Return every line of the data below that includes the string "Months".

┌─ Records

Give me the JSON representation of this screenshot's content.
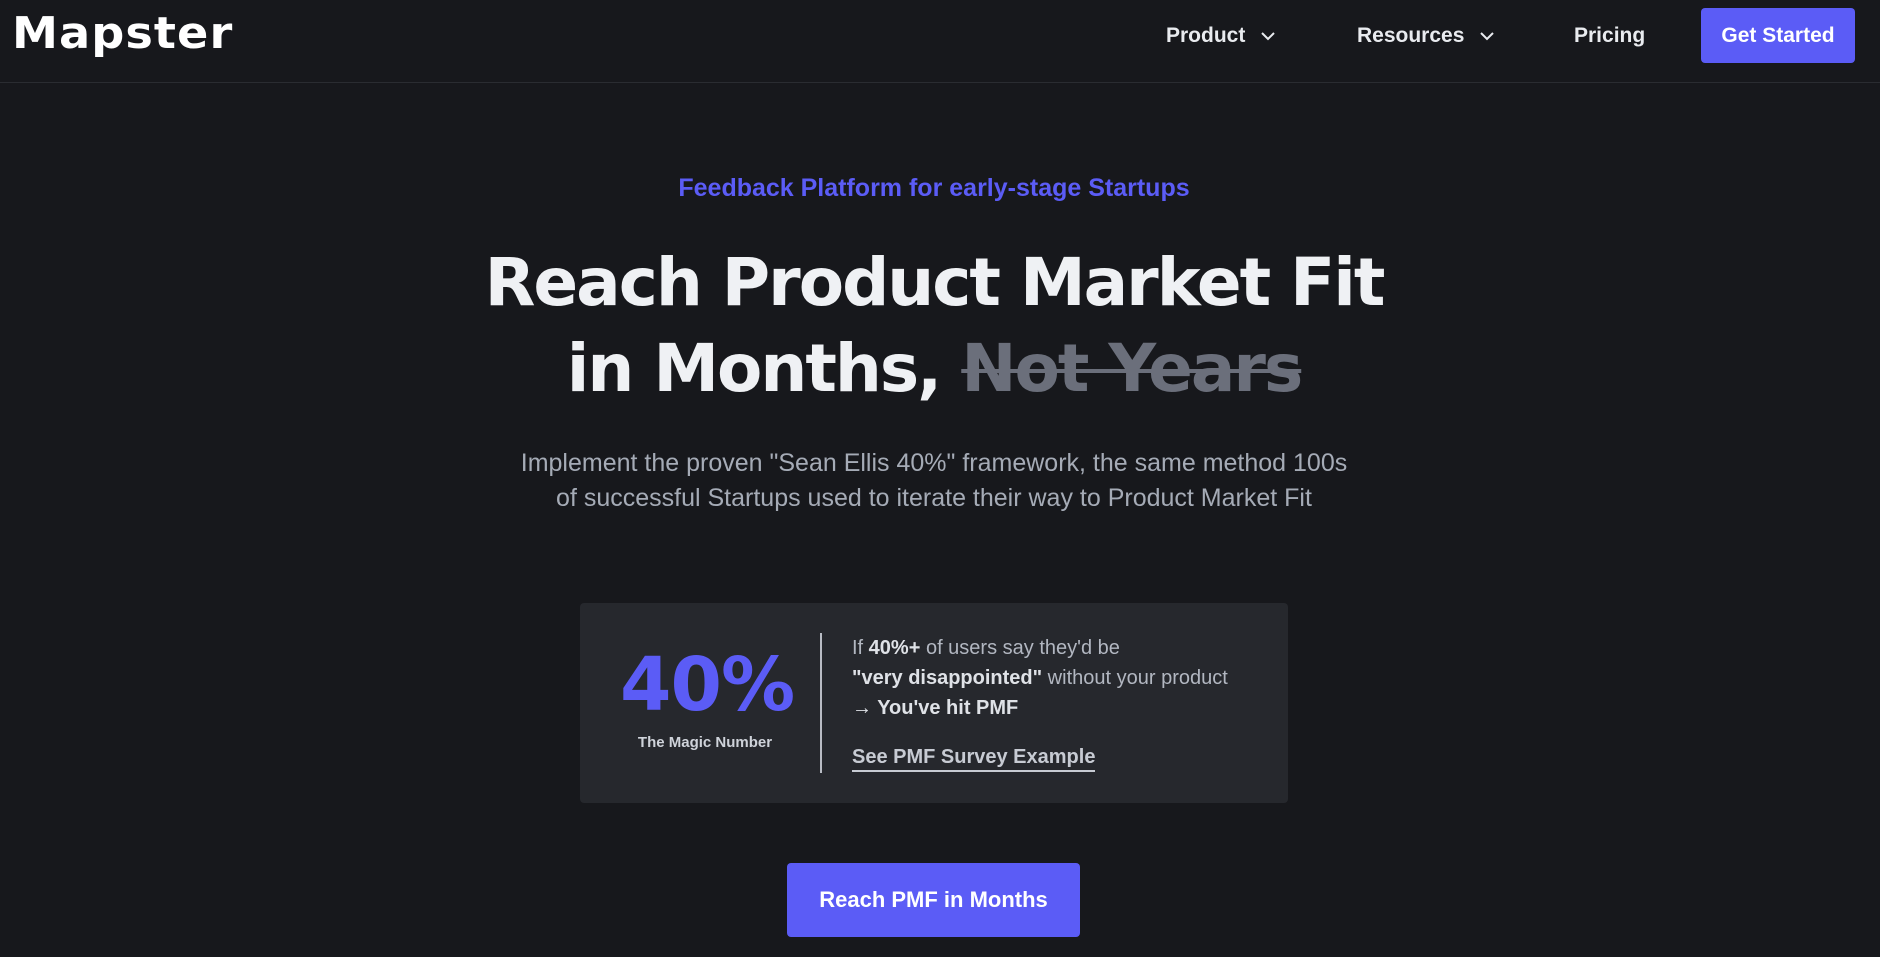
{
  "header": {
    "logo": "Mapster",
    "nav": [
      {
        "label": "Product"
      },
      {
        "label": "Resources"
      },
      {
        "label": "Pricing"
      }
    ],
    "cta_label": "Get Started"
  },
  "hero": {
    "eyebrow": "Feedback Platform for early-stage Startups",
    "headline_line1": "Reach Product Market Fit",
    "headline_line2": "in Months,",
    "headline_strike": "Not Years",
    "subtext": "Implement the proven \"Sean Ellis 40%\" framework, the same method 100s of successful Startups used to iterate their way to Product Market Fit"
  },
  "pmf_card": {
    "number": "40%",
    "caption": "The Magic Number",
    "line1_prefix": "If ",
    "line1_bold": "40%+",
    "line1_suffix": " of users say they'd be",
    "line2_bold": "\"very disappointed\"",
    "line2_suffix": " without your product",
    "line3": "→ You've hit PMF",
    "link_label": "See PMF Survey Example"
  },
  "cta_main_label": "Reach PMF in Months",
  "colors": {
    "accent": "#5b5cf6",
    "background": "#17181c",
    "card": "#26282d"
  }
}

└─

- Result of the exercise:
    "headline_line2": "in Months,",
  "cta_main_label": "Reach PMF in Months",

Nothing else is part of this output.